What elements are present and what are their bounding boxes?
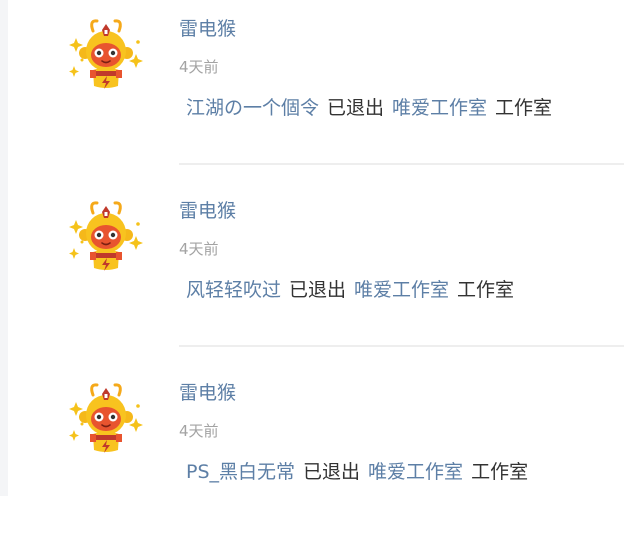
avatar[interactable] <box>66 16 146 96</box>
avatar[interactable] <box>66 380 146 460</box>
group-suffix-text: 工作室 <box>495 97 553 119</box>
monkey-mascot-icon <box>69 201 143 271</box>
avatar[interactable] <box>66 198 146 278</box>
monkey-mascot-icon <box>69 383 143 453</box>
user-name-link[interactable]: 雷电猴 <box>179 380 236 406</box>
group-name-link[interactable]: 唯爱工作室 <box>392 97 487 119</box>
group-suffix-text: 工作室 <box>457 279 515 301</box>
post-timestamp: 4天前 <box>179 58 219 76</box>
action-text: 已退出 <box>289 279 347 301</box>
user-name-link[interactable]: 雷电猴 <box>179 198 236 224</box>
feed-item: 雷电猴 4天前 江湖の一个個令 已退出 唯爱工作室 工作室 <box>0 0 624 182</box>
user-name-link[interactable]: 雷电猴 <box>179 16 236 42</box>
activity-message: PS_黑白无常 已退出 唯爱工作室 工作室 <box>186 458 528 486</box>
feed-item: 雷电猴 4天前 风轻轻吹过 已退出 唯爱工作室 工作室 <box>0 182 624 364</box>
monkey-mascot-icon <box>69 19 143 89</box>
group-name-link[interactable]: 唯爱工作室 <box>368 461 463 483</box>
action-text: 已退出 <box>303 461 361 483</box>
activity-message: 风轻轻吹过 已退出 唯爱工作室 工作室 <box>186 276 514 304</box>
group-name-link[interactable]: 唯爱工作室 <box>354 279 449 301</box>
divider <box>179 345 624 347</box>
post-timestamp: 4天前 <box>179 240 219 258</box>
activity-feed: 雷电猴 4天前 江湖の一个個令 已退出 唯爱工作室 工作室 雷电猴 4天前 风轻… <box>0 0 624 496</box>
activity-message: 江湖の一个個令 已退出 唯爱工作室 工作室 <box>186 94 552 122</box>
divider <box>179 163 624 165</box>
group-suffix-text: 工作室 <box>471 461 529 483</box>
post-timestamp: 4天前 <box>179 422 219 440</box>
feed-item: 雷电猴 4天前 PS_黑白无常 已退出 唯爱工作室 工作室 <box>0 364 624 546</box>
member-name-link[interactable]: 风轻轻吹过 <box>186 279 281 301</box>
member-name-link[interactable]: PS_黑白无常 <box>186 461 295 483</box>
member-name-link[interactable]: 江湖の一个個令 <box>186 97 319 119</box>
action-text: 已退出 <box>327 97 385 119</box>
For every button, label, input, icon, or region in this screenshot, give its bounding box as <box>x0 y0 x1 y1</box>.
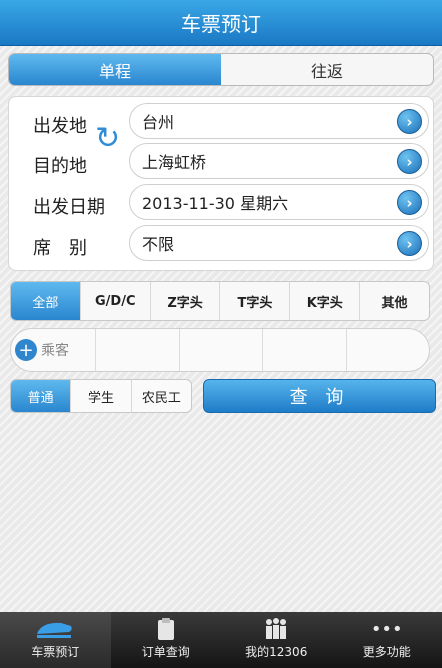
passenger-slot[interactable] <box>95 329 179 371</box>
plus-icon: + <box>15 339 37 361</box>
search-form-card: 出发地 目的地 出发日期 席 别 ↻ 台州 › 上海虹桥 › 2013-11-3… <box>8 96 434 271</box>
nav-more[interactable]: ••• 更多功能 <box>332 612 442 668</box>
trip-type-round-trip[interactable]: 往返 <box>221 54 433 85</box>
ticket-type-student[interactable]: 学生 <box>70 380 130 412</box>
seat-value: 不限 <box>142 235 175 254</box>
clipboard-icon <box>156 617 176 641</box>
chevron-right-icon[interactable]: › <box>397 231 422 256</box>
destination-field[interactable]: 上海虹桥 › <box>129 143 429 179</box>
destination-label: 目的地 <box>33 156 87 177</box>
ticket-type-migrant[interactable]: 农民工 <box>130 380 191 412</box>
ticket-type-tabs: 普通 学生 农民工 <box>10 379 192 413</box>
ticket-type-normal[interactable]: 普通 <box>11 380 71 412</box>
trip-type-one-way[interactable]: 单程 <box>9 54 221 85</box>
add-passenger-label: 乘客 <box>41 343 69 359</box>
date-value: 2013-11-30 星期六 <box>142 194 289 213</box>
page-title: 车票预订 <box>181 12 261 36</box>
passenger-row: + 乘客 <box>10 328 430 372</box>
seat-field[interactable]: 不限 › <box>129 225 429 261</box>
train-icon <box>35 617 75 641</box>
train-type-t[interactable]: T字头 <box>219 282 289 320</box>
departure-value: 台州 <box>142 113 175 132</box>
departure-label: 出发地 <box>33 116 87 137</box>
users-icon <box>263 617 289 641</box>
bottom-nav: 车票预订 订单查询 我的12306 ••• 更多功能 <box>0 612 442 668</box>
chevron-right-icon[interactable]: › <box>397 149 422 174</box>
seat-label: 席 别 <box>33 238 87 259</box>
nav-ticket-booking[interactable]: 车票预订 <box>0 612 111 668</box>
train-type-tabs: 全部 G/D/C Z字头 T字头 K字头 其他 <box>10 281 430 321</box>
chevron-right-icon[interactable]: › <box>397 109 422 134</box>
train-type-k[interactable]: K字头 <box>289 282 359 320</box>
nav-label: 我的12306 <box>245 645 308 659</box>
departure-field[interactable]: 台州 › <box>129 103 429 139</box>
query-button[interactable]: 查 询 <box>203 379 436 413</box>
swap-stations-icon[interactable]: ↻ <box>95 121 120 157</box>
date-field[interactable]: 2013-11-30 星期六 › <box>129 184 429 220</box>
passenger-slot[interactable] <box>178 329 263 371</box>
nav-label: 更多功能 <box>362 645 411 659</box>
nav-label: 车票预订 <box>31 645 80 659</box>
more-dots-icon: ••• <box>370 618 403 640</box>
train-type-other[interactable]: 其他 <box>359 282 429 320</box>
destination-value: 上海虹桥 <box>142 153 207 172</box>
passenger-slot[interactable] <box>262 329 346 371</box>
train-type-all[interactable]: 全部 <box>11 282 80 320</box>
app-header: 车票预订 <box>0 0 442 46</box>
train-type-gdc[interactable]: G/D/C <box>79 282 150 320</box>
nav-label: 订单查询 <box>141 645 190 659</box>
nav-order-query[interactable]: 订单查询 <box>111 612 222 668</box>
passenger-slot[interactable] <box>345 329 430 371</box>
chevron-right-icon[interactable]: › <box>397 190 422 215</box>
add-passenger-button[interactable]: + 乘客 <box>11 329 95 371</box>
date-label: 出发日期 <box>33 197 105 218</box>
nav-my-12306[interactable]: 我的12306 <box>221 612 332 668</box>
train-type-z[interactable]: Z字头 <box>149 282 220 320</box>
trip-type-switch: 单程 往返 <box>8 53 434 86</box>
◇ ◇ ◇ ◇ ◇ ◇ ◇
● Exercise aim
Can you print all of the data above line for line, with no changes and the pictures left out?

● Solution to this exercise
What elements are present and what are their bounding boxes?
avatar[interactable] <box>66 16 146 96</box>
avatar[interactable] <box>66 380 146 460</box>
group-suffix-text: 工作室 <box>495 97 553 119</box>
monkey-mascot-icon <box>69 201 143 271</box>
avatar[interactable] <box>66 198 146 278</box>
monkey-mascot-icon <box>69 383 143 453</box>
user-name-link[interactable]: 雷电猴 <box>179 380 236 406</box>
group-name-link[interactable]: 唯爱工作室 <box>392 97 487 119</box>
group-suffix-text: 工作室 <box>457 279 515 301</box>
post-timestamp: 4天前 <box>179 58 219 76</box>
action-text: 已退出 <box>289 279 347 301</box>
user-name-link[interactable]: 雷电猴 <box>179 198 236 224</box>
feed-item: 雷电猴 4天前 江湖の一个個令 已退出 唯爱工作室 工作室 <box>0 0 624 182</box>
user-name-link[interactable]: 雷电猴 <box>179 16 236 42</box>
activity-message: PS_黑白无常 已退出 唯爱工作室 工作室 <box>186 458 528 486</box>
feed-item: 雷电猴 4天前 风轻轻吹过 已退出 唯爱工作室 工作室 <box>0 182 624 364</box>
monkey-mascot-icon <box>69 19 143 89</box>
group-name-link[interactable]: 唯爱工作室 <box>368 461 463 483</box>
action-text: 已退出 <box>303 461 361 483</box>
activity-message: 风轻轻吹过 已退出 唯爱工作室 工作室 <box>186 276 514 304</box>
group-name-link[interactable]: 唯爱工作室 <box>354 279 449 301</box>
divider <box>179 345 624 347</box>
post-timestamp: 4天前 <box>179 240 219 258</box>
activity-feed: 雷电猴 4天前 江湖の一个個令 已退出 唯爱工作室 工作室 雷电猴 4天前 风轻… <box>0 0 624 496</box>
activity-message: 江湖の一个個令 已退出 唯爱工作室 工作室 <box>186 94 552 122</box>
divider <box>179 163 624 165</box>
group-suffix-text: 工作室 <box>471 461 529 483</box>
post-timestamp: 4天前 <box>179 422 219 440</box>
feed-item: 雷电猴 4天前 PS_黑白无常 已退出 唯爱工作室 工作室 <box>0 364 624 546</box>
member-name-link[interactable]: 风轻轻吹过 <box>186 279 281 301</box>
member-name-link[interactable]: PS_黑白无常 <box>186 461 295 483</box>
member-name-link[interactable]: 江湖の一个個令 <box>186 97 319 119</box>
action-text: 已退出 <box>327 97 385 119</box>
For every button, label, input, icon, or region in this screenshot, give its bounding box as <box>x0 y0 x1 y1</box>.
passenger-slot[interactable] <box>95 329 179 371</box>
plus-icon: + <box>15 339 37 361</box>
search-form-card: 出发地 目的地 出发日期 席 别 ↻ 台州 › 上海虹桥 › 2013-11-3… <box>8 96 434 271</box>
nav-more[interactable]: ••• 更多功能 <box>332 612 442 668</box>
trip-type-round-trip[interactable]: 往返 <box>221 54 433 85</box>
ticket-type-student[interactable]: 学生 <box>70 380 130 412</box>
seat-value: 不限 <box>142 235 175 254</box>
clipboard-icon <box>156 617 176 641</box>
chevron-right-icon[interactable]: › <box>397 231 422 256</box>
destination-field[interactable]: 上海虹桥 › <box>129 143 429 179</box>
destination-label: 目的地 <box>33 156 87 177</box>
ticket-type-migrant[interactable]: 农民工 <box>130 380 191 412</box>
ticket-type-tabs: 普通 学生 农民工 <box>10 379 192 413</box>
ticket-type-normal[interactable]: 普通 <box>11 380 71 412</box>
trip-type-one-way[interactable]: 单程 <box>9 54 221 85</box>
add-passenger-label: 乘客 <box>41 343 69 359</box>
date-value: 2013-11-30 星期六 <box>142 194 289 213</box>
page-title: 车票预订 <box>181 12 261 36</box>
passenger-row: + 乘客 <box>10 328 430 372</box>
seat-field[interactable]: 不限 › <box>129 225 429 261</box>
train-icon <box>35 617 75 641</box>
train-type-t[interactable]: T字头 <box>219 282 289 320</box>
departure-value: 台州 <box>142 113 175 132</box>
departure-label: 出发地 <box>33 116 87 137</box>
users-icon <box>263 617 289 641</box>
bottom-nav: 车票预订 订单查询 我的12306 ••• 更多功能 <box>0 612 442 668</box>
chevron-right-icon[interactable]: › <box>397 149 422 174</box>
seat-label: 席 别 <box>33 238 87 259</box>
nav-ticket-booking[interactable]: 车票预订 <box>0 612 111 668</box>
train-type-tabs: 全部 G/D/C Z字头 T字头 K字头 其他 <box>10 281 430 321</box>
chevron-right-icon[interactable]: › <box>397 109 422 134</box>
train-type-k[interactable]: K字头 <box>289 282 359 320</box>
nav-label: 我的12306 <box>245 645 308 659</box>
departure-field[interactable]: 台州 › <box>129 103 429 139</box>
query-button[interactable]: 查 询 <box>203 379 436 413</box>
swap-stations-icon[interactable]: ↻ <box>95 121 120 157</box>
date-field[interactable]: 2013-11-30 星期六 › <box>129 184 429 220</box>
passenger-slot[interactable] <box>178 329 263 371</box>
nav-label: 更多功能 <box>362 645 411 659</box>
nav-label: 车票预订 <box>31 645 80 659</box>
more-dots-icon: ••• <box>370 618 403 640</box>
train-type-other[interactable]: 其他 <box>359 282 429 320</box>
destination-value: 上海虹桥 <box>142 153 207 172</box>
passenger-slot[interactable] <box>262 329 346 371</box>
train-type-all[interactable]: 全部 <box>11 282 80 320</box>
app-header: 车票预订 <box>0 0 442 46</box>
train-type-gdc[interactable]: G/D/C <box>79 282 150 320</box>
nav-label: 订单查询 <box>141 645 190 659</box>
nav-order-query[interactable]: 订单查询 <box>111 612 222 668</box>
passenger-slot[interactable] <box>345 329 430 371</box>
chevron-right-icon[interactable]: › <box>397 190 422 215</box>
add-passenger-button[interactable]: + 乘客 <box>11 329 95 371</box>
date-label: 出发日期 <box>33 197 105 218</box>
nav-my-12306[interactable]: 我的12306 <box>221 612 332 668</box>
train-type-z[interactable]: Z字头 <box>149 282 220 320</box>
trip-type-switch: 单程 往返 <box>8 53 434 86</box>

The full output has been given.